* begin ENTRIES *

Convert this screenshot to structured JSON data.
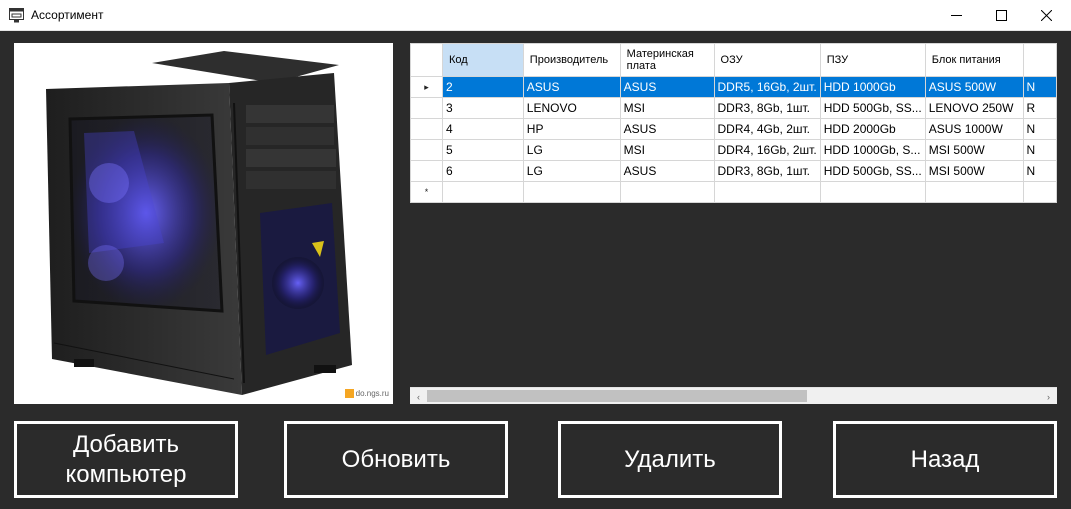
{
  "window": {
    "title": "Ассортимент",
    "controls": [
      "minimize",
      "maximize",
      "close"
    ]
  },
  "image": {
    "subject": "PC tower case",
    "watermark": "do.ngs.ru"
  },
  "grid": {
    "columns": [
      "Код",
      "Производитель",
      "Материнская плата",
      "ОЗУ",
      "ПЗУ",
      "Блок питания",
      ""
    ],
    "rows": [
      [
        "2",
        "ASUS",
        "ASUS",
        "DDR5, 16Gb, 2шт.",
        "HDD 1000Gb",
        "ASUS 500W",
        "N"
      ],
      [
        "3",
        "LENOVO",
        "MSI",
        "DDR3, 8Gb, 1шт.",
        "HDD 500Gb, SS...",
        "LENOVO 250W",
        "R"
      ],
      [
        "4",
        "HP",
        "ASUS",
        "DDR4, 4Gb, 2шт.",
        "HDD 2000Gb",
        "ASUS 1000W",
        "N"
      ],
      [
        "5",
        "LG",
        "MSI",
        "DDR4, 16Gb, 2шт.",
        "HDD 1000Gb, S...",
        "MSI 500W",
        "N"
      ],
      [
        "6",
        "LG",
        "ASUS",
        "DDR3, 8Gb, 1шт.",
        "HDD 500Gb, SS...",
        "MSI 500W",
        "N"
      ]
    ],
    "selected_row_index": 0,
    "current_row_marker": "▸",
    "new_row_marker": "*",
    "selection_color": "#0078d7"
  },
  "scrollbar": {
    "left_arrow": "‹",
    "right_arrow": "›"
  },
  "buttons": {
    "add_line1": "Добавить",
    "add_line2": "компьютер",
    "refresh": "Обновить",
    "delete": "Удалить",
    "back": "Назад"
  }
}
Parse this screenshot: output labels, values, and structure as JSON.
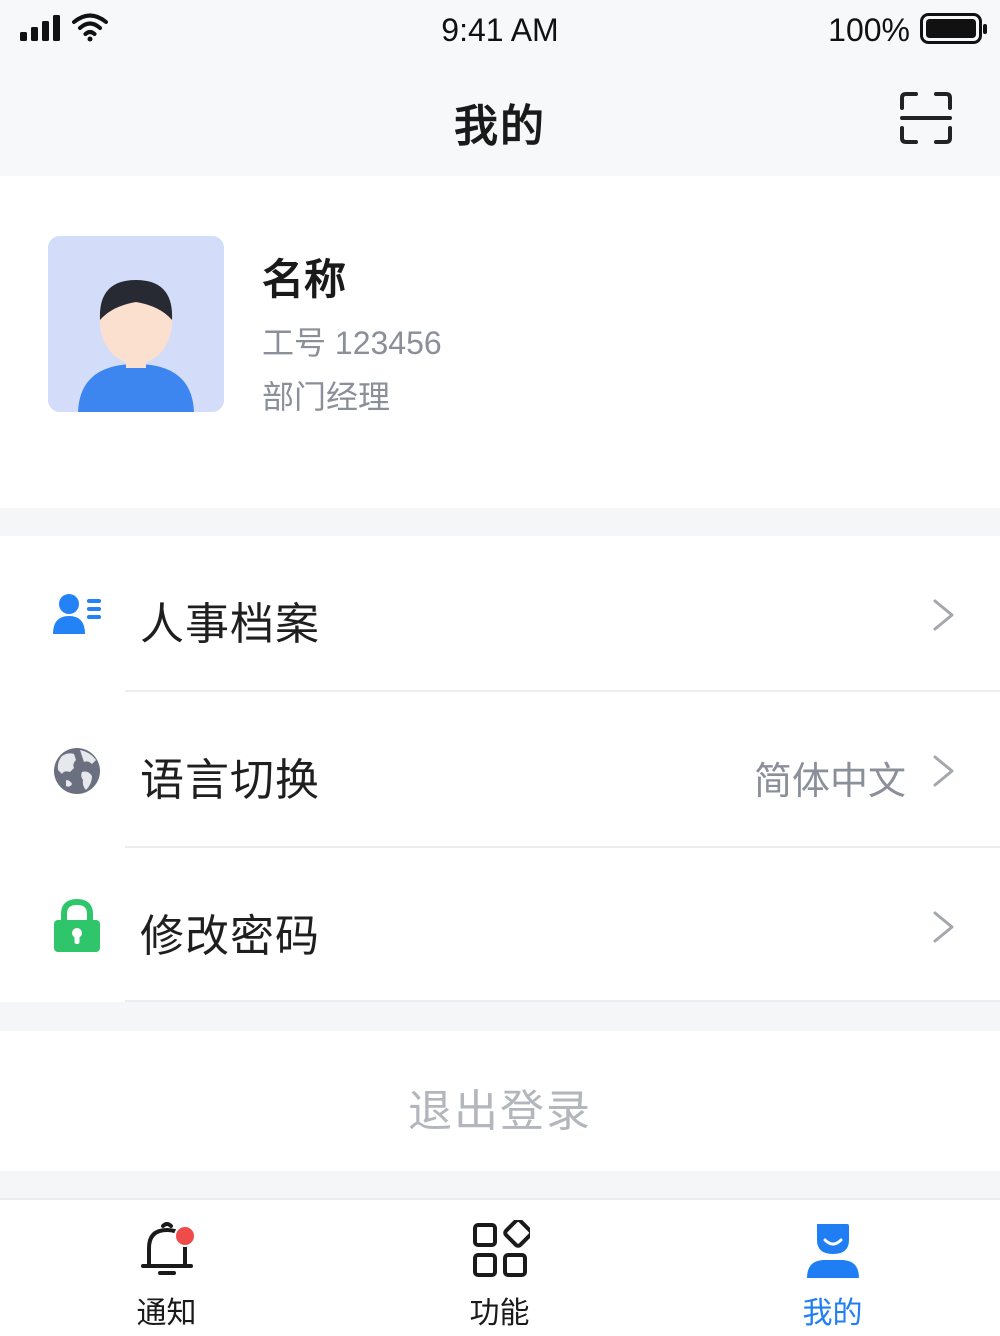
{
  "status_bar": {
    "time": "9:41 AM",
    "battery": "100%"
  },
  "header": {
    "title": "我的",
    "scan_icon": "scan-icon"
  },
  "profile": {
    "name": "名称",
    "employee_id": "工号 123456",
    "position": "部门经理"
  },
  "menu": {
    "items": [
      {
        "label": "人事档案",
        "icon": "personnel-file-icon",
        "value": ""
      },
      {
        "label": "语言切换",
        "icon": "globe-icon",
        "value": "简体中文"
      },
      {
        "label": "修改密码",
        "icon": "lock-icon",
        "value": ""
      }
    ]
  },
  "logout": {
    "label": "退出登录"
  },
  "tabs": [
    {
      "label": "通知",
      "icon": "bell-icon",
      "badge": true
    },
    {
      "label": "功能",
      "icon": "grid-icon",
      "badge": false
    },
    {
      "label": "我的",
      "icon": "user-icon",
      "active": true
    }
  ],
  "colors": {
    "accent": "#1f7ef3",
    "badge": "#f04b4b",
    "lock": "#2fc56b",
    "avatar_bg": "#d3ddf9",
    "secondary_text": "#8a8f99"
  }
}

* end ENTRIES *

## WORK TO BE COMPLETED
Exclude the pictures and transcribe all of the entries exactly.

## EXERCISE ANSWER
Convert this screenshot to structured JSON data.
{
  "window": {
    "title": "Ассортимент",
    "controls": [
      "minimize",
      "maximize",
      "close"
    ]
  },
  "image": {
    "subject": "PC tower case",
    "watermark": "do.ngs.ru"
  },
  "grid": {
    "columns": [
      "Код",
      "Производитель",
      "Материнская плата",
      "ОЗУ",
      "ПЗУ",
      "Блок питания",
      ""
    ],
    "rows": [
      [
        "2",
        "ASUS",
        "ASUS",
        "DDR5, 16Gb, 2шт.",
        "HDD 1000Gb",
        "ASUS 500W",
        "N"
      ],
      [
        "3",
        "LENOVO",
        "MSI",
        "DDR3, 8Gb, 1шт.",
        "HDD 500Gb, SS...",
        "LENOVO 250W",
        "R"
      ],
      [
        "4",
        "HP",
        "ASUS",
        "DDR4, 4Gb, 2шт.",
        "HDD 2000Gb",
        "ASUS 1000W",
        "N"
      ],
      [
        "5",
        "LG",
        "MSI",
        "DDR4, 16Gb, 2шт.",
        "HDD 1000Gb, S...",
        "MSI 500W",
        "N"
      ],
      [
        "6",
        "LG",
        "ASUS",
        "DDR3, 8Gb, 1шт.",
        "HDD 500Gb, SS...",
        "MSI 500W",
        "N"
      ]
    ],
    "selected_row_index": 0,
    "current_row_marker": "▸",
    "new_row_marker": "*",
    "selection_color": "#0078d7"
  },
  "scrollbar": {
    "left_arrow": "‹",
    "right_arrow": "›"
  },
  "buttons": {
    "add_line1": "Добавить",
    "add_line2": "компьютер",
    "refresh": "Обновить",
    "delete": "Удалить",
    "back": "Назад"
  }
}
Parse this screenshot: output labels, values, and structure as JSON.
{
  "status_bar": {
    "time": "9:41 AM",
    "battery": "100%"
  },
  "header": {
    "title": "我的",
    "scan_icon": "scan-icon"
  },
  "profile": {
    "name": "名称",
    "employee_id": "工号 123456",
    "position": "部门经理"
  },
  "menu": {
    "items": [
      {
        "label": "人事档案",
        "icon": "personnel-file-icon",
        "value": ""
      },
      {
        "label": "语言切换",
        "icon": "globe-icon",
        "value": "简体中文"
      },
      {
        "label": "修改密码",
        "icon": "lock-icon",
        "value": ""
      }
    ]
  },
  "logout": {
    "label": "退出登录"
  },
  "tabs": [
    {
      "label": "通知",
      "icon": "bell-icon",
      "badge": true
    },
    {
      "label": "功能",
      "icon": "grid-icon",
      "badge": false
    },
    {
      "label": "我的",
      "icon": "user-icon",
      "active": true
    }
  ],
  "colors": {
    "accent": "#1f7ef3",
    "badge": "#f04b4b",
    "lock": "#2fc56b",
    "avatar_bg": "#d3ddf9",
    "secondary_text": "#8a8f99"
  }
}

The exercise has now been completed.